Start Listed entries

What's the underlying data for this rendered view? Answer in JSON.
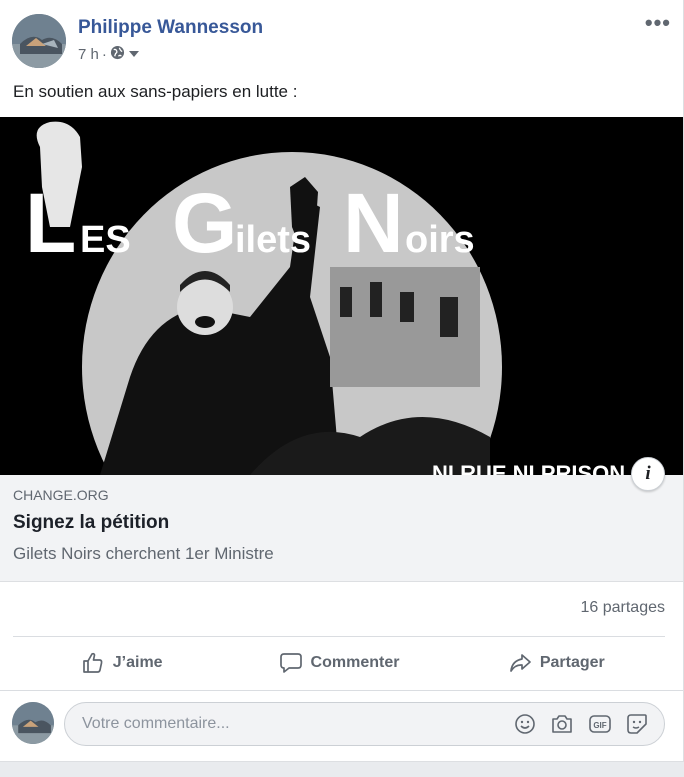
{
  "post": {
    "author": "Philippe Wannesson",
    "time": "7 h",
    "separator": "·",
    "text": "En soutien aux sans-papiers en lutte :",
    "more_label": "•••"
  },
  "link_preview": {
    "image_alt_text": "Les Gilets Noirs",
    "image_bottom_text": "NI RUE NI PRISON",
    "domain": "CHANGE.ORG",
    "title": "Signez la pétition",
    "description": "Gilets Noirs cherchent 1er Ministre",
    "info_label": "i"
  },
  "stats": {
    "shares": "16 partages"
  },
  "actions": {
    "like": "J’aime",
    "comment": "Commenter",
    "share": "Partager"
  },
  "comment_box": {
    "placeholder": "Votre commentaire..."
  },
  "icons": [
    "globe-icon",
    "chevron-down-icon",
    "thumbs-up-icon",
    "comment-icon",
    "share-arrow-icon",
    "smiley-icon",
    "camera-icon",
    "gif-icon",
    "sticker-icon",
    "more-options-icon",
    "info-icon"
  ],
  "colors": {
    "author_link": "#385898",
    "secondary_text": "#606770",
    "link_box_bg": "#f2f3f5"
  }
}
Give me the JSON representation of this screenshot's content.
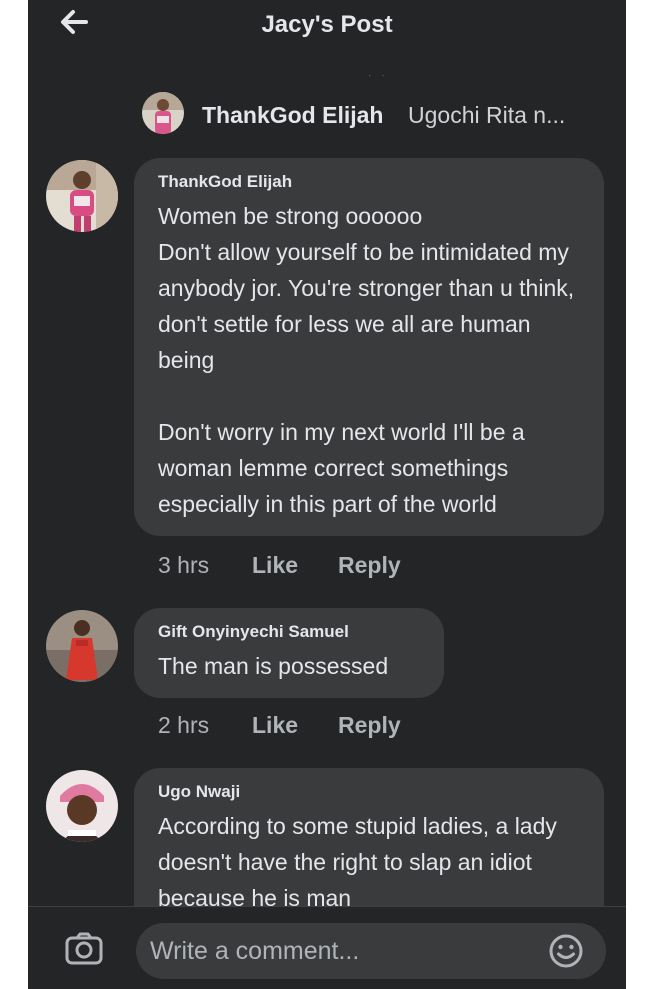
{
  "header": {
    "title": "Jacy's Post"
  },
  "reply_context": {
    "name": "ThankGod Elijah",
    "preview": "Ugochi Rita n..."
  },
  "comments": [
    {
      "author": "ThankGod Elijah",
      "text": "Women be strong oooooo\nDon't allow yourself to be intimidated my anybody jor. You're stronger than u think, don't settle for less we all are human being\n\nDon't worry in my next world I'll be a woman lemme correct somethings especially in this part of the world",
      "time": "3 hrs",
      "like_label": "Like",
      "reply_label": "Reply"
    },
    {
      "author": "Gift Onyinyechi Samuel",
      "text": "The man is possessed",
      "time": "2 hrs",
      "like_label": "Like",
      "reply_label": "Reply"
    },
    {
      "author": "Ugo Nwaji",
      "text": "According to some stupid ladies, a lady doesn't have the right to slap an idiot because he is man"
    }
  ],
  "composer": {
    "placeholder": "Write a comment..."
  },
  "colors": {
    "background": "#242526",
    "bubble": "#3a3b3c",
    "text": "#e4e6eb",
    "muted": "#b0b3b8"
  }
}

End Listed entries
Start Listed entries

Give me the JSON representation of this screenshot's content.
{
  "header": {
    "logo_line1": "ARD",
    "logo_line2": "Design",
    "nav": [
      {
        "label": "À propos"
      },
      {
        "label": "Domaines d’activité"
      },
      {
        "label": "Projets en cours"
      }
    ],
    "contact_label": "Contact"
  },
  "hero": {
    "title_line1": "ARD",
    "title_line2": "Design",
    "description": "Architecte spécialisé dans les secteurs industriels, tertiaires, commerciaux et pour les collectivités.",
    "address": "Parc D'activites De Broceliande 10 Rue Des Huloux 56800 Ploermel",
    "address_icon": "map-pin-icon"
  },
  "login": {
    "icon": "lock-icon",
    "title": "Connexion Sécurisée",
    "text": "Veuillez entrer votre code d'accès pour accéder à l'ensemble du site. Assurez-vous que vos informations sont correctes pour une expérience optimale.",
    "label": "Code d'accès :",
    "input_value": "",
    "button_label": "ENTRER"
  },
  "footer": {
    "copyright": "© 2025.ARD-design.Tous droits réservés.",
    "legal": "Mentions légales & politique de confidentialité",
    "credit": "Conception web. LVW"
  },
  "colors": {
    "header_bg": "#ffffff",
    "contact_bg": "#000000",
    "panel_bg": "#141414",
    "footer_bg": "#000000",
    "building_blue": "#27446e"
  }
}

End Listed entries
Start Listed entries

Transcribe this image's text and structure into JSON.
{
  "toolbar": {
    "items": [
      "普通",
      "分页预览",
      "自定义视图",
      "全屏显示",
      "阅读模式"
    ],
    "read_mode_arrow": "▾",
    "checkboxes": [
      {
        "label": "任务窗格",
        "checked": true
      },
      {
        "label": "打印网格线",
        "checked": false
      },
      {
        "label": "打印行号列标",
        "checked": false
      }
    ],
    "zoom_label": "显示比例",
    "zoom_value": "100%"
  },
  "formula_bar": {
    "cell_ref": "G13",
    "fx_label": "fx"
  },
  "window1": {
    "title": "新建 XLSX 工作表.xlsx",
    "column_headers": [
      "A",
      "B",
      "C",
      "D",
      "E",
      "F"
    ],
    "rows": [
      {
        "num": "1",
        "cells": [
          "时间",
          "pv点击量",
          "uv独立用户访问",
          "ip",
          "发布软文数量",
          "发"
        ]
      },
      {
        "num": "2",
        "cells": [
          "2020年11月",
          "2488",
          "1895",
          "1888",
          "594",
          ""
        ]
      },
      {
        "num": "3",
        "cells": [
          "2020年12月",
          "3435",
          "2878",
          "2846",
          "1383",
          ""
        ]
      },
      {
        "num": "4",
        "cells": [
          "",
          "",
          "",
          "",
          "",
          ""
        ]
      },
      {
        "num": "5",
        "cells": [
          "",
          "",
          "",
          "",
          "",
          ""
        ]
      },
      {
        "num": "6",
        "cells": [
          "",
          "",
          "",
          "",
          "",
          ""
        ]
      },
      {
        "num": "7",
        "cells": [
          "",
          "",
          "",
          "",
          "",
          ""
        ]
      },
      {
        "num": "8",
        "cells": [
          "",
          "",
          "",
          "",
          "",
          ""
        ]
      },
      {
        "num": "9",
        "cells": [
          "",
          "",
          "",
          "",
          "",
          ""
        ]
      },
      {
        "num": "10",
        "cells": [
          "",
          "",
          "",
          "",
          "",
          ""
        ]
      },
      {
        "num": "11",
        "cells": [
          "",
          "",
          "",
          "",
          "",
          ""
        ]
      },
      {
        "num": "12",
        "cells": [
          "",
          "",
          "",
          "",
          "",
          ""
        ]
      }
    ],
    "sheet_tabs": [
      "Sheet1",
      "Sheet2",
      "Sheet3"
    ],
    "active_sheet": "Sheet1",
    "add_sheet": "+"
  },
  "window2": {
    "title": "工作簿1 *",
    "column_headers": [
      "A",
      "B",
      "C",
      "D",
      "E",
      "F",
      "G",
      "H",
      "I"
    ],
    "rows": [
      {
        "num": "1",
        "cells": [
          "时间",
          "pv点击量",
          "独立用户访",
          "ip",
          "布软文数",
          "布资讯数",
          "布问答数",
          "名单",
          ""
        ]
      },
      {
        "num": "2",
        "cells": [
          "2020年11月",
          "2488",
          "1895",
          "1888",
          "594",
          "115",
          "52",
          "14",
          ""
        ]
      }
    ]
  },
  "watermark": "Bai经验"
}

End Listed entries

• [Stated goal]:
Copy each line of the preceding data that contains the string "accès".

• [Exercise result]:
    "text": "Veuillez entrer votre code d'accès pour accéder à l'ensemble du site. Assurez-vous que vos informations sont correctes pour une expérience optimale.",
    "label": "Code d'accès :",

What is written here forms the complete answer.